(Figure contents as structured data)
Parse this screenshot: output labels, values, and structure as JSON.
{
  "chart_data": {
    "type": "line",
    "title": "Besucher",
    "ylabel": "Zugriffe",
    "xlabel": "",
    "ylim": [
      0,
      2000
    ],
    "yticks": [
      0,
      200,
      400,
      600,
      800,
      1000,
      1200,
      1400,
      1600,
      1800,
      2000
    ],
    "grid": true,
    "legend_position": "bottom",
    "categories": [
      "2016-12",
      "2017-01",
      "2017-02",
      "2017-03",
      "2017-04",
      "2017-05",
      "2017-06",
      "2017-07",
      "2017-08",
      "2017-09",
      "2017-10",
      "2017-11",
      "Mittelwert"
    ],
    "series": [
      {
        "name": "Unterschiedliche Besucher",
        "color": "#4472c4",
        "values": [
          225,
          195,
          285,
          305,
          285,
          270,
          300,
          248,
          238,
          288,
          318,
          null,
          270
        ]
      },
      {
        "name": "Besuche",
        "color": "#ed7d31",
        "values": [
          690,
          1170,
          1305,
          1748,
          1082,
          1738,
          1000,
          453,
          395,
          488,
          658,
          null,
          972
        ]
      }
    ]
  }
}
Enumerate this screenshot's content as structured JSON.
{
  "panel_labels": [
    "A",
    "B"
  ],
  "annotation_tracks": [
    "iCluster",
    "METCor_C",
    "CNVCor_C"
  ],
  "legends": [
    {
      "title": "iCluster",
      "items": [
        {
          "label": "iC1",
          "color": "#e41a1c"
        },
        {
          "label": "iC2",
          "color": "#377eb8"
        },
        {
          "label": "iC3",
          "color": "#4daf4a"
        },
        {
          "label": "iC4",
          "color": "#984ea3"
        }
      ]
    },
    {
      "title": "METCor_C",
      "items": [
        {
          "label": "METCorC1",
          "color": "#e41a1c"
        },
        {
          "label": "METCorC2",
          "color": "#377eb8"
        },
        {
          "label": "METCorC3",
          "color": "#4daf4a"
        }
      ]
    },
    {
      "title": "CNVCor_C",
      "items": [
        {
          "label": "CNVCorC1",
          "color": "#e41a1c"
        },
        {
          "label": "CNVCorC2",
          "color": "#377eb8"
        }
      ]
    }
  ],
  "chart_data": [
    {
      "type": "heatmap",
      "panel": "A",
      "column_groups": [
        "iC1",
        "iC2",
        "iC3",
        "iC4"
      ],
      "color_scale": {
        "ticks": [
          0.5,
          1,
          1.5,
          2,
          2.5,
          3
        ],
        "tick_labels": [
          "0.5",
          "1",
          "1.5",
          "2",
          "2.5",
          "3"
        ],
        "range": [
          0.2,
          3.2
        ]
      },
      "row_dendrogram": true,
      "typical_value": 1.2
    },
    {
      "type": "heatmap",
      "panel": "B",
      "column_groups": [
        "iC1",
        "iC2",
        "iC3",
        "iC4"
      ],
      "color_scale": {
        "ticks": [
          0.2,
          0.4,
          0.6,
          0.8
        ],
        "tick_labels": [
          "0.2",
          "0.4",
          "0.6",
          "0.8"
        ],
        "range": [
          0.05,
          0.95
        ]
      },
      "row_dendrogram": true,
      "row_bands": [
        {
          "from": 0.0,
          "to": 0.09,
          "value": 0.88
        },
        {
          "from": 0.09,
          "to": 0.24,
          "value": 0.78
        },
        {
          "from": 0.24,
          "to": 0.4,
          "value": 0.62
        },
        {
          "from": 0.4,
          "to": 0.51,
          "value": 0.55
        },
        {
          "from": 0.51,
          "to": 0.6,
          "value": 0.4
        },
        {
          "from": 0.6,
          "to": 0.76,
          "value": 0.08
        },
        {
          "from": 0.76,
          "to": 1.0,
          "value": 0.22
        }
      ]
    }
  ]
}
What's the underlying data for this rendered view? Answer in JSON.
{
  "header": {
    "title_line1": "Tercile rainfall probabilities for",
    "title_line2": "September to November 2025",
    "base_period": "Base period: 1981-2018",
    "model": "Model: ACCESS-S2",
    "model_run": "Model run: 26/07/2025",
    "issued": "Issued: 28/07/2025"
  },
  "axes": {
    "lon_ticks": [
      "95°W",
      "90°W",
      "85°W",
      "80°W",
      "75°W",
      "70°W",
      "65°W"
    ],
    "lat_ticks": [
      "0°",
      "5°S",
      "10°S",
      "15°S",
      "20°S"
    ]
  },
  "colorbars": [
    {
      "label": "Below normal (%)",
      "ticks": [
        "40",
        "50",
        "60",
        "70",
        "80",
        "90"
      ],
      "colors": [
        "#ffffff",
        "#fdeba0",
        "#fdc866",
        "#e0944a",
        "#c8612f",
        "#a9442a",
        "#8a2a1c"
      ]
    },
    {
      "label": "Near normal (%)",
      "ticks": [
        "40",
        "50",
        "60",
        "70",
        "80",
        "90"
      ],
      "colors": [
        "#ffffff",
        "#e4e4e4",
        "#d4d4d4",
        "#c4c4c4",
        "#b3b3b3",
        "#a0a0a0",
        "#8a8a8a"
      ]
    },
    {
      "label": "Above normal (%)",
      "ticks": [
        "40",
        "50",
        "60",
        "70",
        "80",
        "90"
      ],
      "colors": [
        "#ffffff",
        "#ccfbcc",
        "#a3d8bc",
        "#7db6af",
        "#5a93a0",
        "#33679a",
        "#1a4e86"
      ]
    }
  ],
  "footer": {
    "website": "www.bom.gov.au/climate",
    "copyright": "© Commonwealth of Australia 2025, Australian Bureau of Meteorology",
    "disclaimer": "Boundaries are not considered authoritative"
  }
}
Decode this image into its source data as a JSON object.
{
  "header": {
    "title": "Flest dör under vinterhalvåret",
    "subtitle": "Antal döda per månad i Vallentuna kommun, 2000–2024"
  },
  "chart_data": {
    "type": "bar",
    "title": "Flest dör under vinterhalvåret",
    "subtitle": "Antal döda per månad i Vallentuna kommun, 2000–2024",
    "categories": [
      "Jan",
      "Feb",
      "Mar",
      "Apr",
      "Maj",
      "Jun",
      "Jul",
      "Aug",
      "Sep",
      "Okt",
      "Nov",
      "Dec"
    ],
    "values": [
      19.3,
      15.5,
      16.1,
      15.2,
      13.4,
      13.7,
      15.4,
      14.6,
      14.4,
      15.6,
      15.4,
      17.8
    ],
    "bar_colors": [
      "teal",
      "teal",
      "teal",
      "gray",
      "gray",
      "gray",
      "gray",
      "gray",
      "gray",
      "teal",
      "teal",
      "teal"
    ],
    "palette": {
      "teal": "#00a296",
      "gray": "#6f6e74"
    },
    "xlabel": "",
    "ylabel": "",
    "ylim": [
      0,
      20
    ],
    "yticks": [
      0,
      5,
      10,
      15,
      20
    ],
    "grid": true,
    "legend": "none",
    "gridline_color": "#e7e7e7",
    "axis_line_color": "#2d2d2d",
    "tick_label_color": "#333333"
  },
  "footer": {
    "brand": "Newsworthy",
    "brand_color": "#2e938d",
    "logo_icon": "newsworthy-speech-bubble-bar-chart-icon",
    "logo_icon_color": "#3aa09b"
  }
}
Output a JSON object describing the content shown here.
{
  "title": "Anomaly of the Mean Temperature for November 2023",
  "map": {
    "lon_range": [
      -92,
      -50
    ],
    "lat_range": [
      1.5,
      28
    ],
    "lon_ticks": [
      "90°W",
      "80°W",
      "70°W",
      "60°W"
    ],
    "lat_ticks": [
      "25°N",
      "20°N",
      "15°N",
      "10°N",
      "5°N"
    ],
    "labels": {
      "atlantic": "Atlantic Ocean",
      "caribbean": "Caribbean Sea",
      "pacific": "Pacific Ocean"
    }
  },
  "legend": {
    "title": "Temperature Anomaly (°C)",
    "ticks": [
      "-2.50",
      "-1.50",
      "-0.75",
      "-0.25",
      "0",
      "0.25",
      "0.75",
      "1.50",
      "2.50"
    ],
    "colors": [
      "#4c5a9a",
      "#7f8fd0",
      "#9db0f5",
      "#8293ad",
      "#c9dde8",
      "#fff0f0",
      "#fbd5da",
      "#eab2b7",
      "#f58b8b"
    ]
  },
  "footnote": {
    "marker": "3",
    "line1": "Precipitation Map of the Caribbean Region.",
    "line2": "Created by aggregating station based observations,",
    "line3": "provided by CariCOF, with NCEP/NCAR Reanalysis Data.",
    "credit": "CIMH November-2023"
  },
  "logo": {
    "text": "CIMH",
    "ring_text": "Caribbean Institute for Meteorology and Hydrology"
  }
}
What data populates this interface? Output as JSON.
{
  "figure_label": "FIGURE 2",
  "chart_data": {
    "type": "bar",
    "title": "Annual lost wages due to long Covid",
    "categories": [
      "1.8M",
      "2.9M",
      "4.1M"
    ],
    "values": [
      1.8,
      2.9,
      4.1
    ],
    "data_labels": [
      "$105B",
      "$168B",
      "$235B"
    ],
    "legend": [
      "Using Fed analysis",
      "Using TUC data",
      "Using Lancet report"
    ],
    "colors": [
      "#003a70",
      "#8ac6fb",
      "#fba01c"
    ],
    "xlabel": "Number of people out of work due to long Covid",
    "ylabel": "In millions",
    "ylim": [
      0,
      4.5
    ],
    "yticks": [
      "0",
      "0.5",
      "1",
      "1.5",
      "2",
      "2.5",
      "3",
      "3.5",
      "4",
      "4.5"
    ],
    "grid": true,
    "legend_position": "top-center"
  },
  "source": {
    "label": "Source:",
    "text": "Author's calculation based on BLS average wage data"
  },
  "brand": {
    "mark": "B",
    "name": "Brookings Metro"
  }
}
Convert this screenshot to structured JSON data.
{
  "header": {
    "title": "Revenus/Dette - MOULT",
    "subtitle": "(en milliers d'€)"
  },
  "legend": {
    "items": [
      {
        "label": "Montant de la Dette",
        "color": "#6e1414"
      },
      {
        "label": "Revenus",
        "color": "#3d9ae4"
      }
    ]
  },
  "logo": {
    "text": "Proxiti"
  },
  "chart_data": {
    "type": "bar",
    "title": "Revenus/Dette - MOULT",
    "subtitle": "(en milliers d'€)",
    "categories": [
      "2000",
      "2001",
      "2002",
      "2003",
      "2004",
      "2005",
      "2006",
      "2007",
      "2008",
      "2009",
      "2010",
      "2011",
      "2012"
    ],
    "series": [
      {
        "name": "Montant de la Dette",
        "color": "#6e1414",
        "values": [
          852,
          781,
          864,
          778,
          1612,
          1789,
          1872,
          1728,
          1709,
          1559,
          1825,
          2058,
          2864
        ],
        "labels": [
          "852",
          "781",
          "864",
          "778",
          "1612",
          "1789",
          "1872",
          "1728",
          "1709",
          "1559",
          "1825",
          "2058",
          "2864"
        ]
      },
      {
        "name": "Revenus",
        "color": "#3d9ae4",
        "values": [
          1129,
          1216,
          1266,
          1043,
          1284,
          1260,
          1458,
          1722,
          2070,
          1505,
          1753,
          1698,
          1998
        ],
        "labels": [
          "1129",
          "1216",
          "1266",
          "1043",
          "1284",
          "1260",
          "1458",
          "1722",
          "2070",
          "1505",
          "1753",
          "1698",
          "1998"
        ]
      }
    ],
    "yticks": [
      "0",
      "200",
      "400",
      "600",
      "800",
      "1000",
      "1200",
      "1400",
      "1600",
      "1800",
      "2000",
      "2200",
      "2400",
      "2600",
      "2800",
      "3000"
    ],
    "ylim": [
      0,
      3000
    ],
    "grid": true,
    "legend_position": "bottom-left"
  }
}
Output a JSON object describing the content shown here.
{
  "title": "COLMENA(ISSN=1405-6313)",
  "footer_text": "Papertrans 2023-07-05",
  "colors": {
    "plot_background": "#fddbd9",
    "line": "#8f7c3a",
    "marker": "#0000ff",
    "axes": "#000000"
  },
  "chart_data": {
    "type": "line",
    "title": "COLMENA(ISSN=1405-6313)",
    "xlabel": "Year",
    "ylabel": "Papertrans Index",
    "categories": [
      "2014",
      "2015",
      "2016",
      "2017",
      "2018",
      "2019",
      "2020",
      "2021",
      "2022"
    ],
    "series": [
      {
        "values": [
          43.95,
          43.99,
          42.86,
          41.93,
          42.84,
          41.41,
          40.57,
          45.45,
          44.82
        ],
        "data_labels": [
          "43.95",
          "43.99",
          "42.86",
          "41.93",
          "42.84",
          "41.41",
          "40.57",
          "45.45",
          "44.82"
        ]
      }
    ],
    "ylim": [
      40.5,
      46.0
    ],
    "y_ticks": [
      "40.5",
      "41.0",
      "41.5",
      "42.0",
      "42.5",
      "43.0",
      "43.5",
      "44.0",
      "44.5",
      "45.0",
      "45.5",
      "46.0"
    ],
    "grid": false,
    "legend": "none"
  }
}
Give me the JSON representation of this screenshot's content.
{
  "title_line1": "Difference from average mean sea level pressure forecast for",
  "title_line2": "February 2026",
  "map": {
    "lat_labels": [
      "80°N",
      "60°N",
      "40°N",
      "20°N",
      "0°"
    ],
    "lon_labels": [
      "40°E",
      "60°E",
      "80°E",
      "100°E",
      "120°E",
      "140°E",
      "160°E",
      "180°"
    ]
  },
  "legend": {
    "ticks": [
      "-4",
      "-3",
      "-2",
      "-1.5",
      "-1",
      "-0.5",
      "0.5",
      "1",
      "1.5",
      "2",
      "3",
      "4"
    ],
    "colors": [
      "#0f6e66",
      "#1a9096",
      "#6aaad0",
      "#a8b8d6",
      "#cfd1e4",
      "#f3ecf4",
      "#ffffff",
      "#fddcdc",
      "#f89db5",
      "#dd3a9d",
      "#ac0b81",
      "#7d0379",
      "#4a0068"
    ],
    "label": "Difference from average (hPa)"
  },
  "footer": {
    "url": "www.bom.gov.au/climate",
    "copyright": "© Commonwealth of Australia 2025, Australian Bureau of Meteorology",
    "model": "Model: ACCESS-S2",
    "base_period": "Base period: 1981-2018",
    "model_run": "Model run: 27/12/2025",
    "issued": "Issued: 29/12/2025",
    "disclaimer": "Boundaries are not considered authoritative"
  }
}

*PROMPT*
Give only the number of lines in the entries that contain "climate".

*PROBLEM SOLUTION*
2